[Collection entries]
-- START --

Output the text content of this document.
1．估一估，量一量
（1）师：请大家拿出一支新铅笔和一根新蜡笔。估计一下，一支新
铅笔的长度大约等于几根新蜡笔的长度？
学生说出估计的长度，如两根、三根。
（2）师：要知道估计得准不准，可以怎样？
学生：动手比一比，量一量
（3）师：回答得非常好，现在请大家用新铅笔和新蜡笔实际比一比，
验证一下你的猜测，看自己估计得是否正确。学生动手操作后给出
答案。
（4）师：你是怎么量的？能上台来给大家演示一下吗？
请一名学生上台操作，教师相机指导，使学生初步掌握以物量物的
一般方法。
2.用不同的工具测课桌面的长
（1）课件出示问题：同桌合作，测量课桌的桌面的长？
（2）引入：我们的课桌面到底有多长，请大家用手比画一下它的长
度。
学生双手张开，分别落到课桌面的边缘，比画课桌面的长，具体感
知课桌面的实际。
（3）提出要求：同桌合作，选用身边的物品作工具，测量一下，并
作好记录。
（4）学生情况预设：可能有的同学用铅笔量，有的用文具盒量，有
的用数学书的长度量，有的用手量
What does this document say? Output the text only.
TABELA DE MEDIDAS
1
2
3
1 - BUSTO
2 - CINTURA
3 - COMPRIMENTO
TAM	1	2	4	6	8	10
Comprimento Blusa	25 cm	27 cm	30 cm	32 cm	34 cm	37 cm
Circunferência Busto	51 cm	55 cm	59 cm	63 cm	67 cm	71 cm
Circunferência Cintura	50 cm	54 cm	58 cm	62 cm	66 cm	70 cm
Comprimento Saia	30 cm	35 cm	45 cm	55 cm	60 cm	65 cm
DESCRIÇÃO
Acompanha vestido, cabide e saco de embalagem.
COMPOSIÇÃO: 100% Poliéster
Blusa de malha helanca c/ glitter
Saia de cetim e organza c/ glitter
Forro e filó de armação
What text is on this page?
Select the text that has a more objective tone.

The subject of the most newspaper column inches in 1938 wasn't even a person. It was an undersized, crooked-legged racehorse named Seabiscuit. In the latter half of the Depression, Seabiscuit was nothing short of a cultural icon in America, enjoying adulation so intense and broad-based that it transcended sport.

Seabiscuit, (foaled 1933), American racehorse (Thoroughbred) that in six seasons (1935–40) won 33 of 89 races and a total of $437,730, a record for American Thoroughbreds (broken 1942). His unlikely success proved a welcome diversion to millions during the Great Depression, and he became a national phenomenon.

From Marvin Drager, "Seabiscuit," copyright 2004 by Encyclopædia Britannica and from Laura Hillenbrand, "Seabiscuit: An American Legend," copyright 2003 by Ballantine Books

-- END --

[Stated problem] Retype, exactly and only, the lines running from the one with "What text is on this page?" through the final line of the listing above.

[Solution]
What text is on this page?
Select the text that has a more objective tone.

The subject of the most newspaper column inches in 1938 wasn't even a person. It was an undersized, crooked-legged racehorse named Seabiscuit. In the latter half of the Depression, Seabiscuit was nothing short of a cultural icon in America, enjoying adulation so intense and broad-based that it transcended sport.

Seabiscuit, (foaled 1933), American racehorse (Thoroughbred) that in six seasons (1935–40) won 33 of 89 races and a total of $437,730, a record for American Thoroughbreds (broken 1942). His unlikely success proved a welcome diversion to millions during the Great Depression, and he became a national phenomenon.

From Marvin Drager, "Seabiscuit," copyright 2004 by Encyclopædia Britannica and from Laura Hillenbrand, "Seabiscuit: An American Legend," copyright 2003 by Ballantine Books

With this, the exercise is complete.